# [REQUIREMENTS]
Find the word "delicate" in the material below and gather every line that contains it.

* start MATERIAL *

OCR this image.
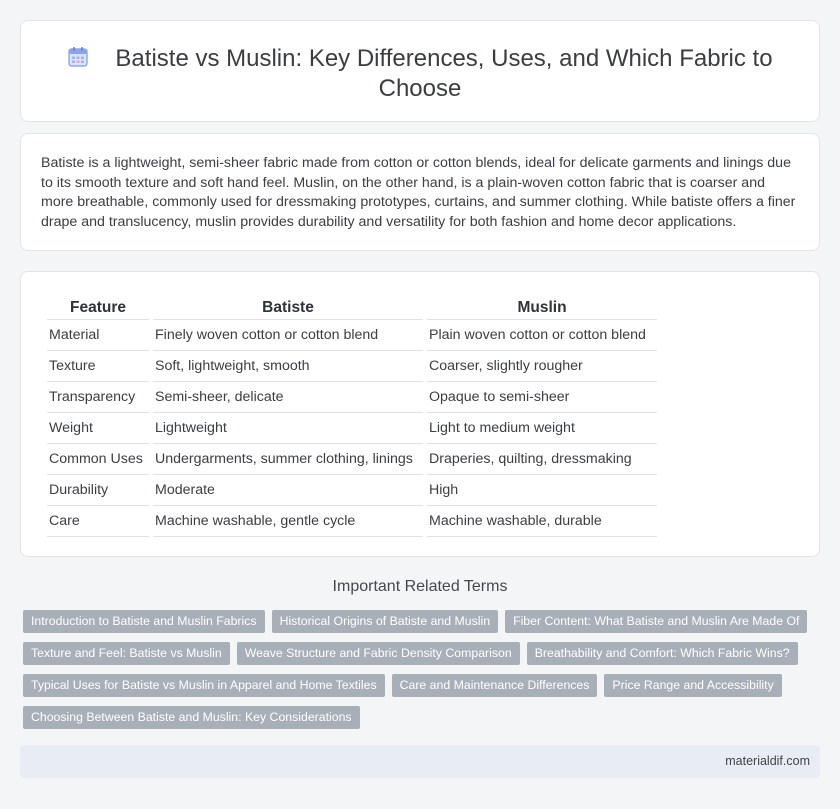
Batiste vs Muslin: Key Differences, Uses, and Which Fabric to Choose

Batiste is a lightweight, semi-sheer fabric made from cotton or cotton blends, ideal for delicate garments and linings due to its smooth texture and soft hand feel. Muslin, on the other hand, is a plain-woven cotton fabric that is coarser and more breathable, commonly used for dressmaking prototypes, curtains, and summer clothing. While batiste offers a finer drape and translucency, muslin provides durability and versatility for both fashion and home decor applications.

Feature	Batiste	Muslin
Material	Finely woven cotton or cotton blend	Plain woven cotton or cotton blend
Texture	Soft, lightweight, smooth	Coarser, slightly rougher
Transparency	Semi-sheer, delicate	Opaque to semi-sheer
Weight	Lightweight	Light to medium weight
Common Uses	Undergarments, summer clothing, linings	Draperies, quilting, dressmaking
Durability	Moderate	High
Care	Machine washable, gentle cycle	Machine washable, durable
Important Related Terms
Introduction to Batiste and Muslin Fabrics	Historical Origins of Batiste and Muslin	Fiber Content: What Batiste and Muslin Are Made Of
Texture and Feel: Batiste vs Muslin	Weave Structure and Fabric Density Comparison	Breathability and Comfort: Which Fabric Wins?
Typical Uses for Batiste vs Muslin in Apparel and Home Textiles	Care and Maintenance Differences	Price Range and Accessibility
Choosing Between Batiste and Muslin: Key Considerations
materialdif.com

* end MATERIAL *

# [EXERCISE RESULT]
Batiste is a lightweight, semi-sheer fabric made from cotton or cotton blends, ideal for delicate garments and linings due to its smooth texture and soft hand feel. Muslin, on the other hand, is a plain-woven cotton fabric that is coarser and more breathable, commonly used for dressmaking prototypes, curtains, and summer clothing. While batiste offers a finer drape and translucency, muslin provides durability and versatility for both fashion and home decor applications.
Transparency	Semi-sheer, delicate	Opaque to semi-sheer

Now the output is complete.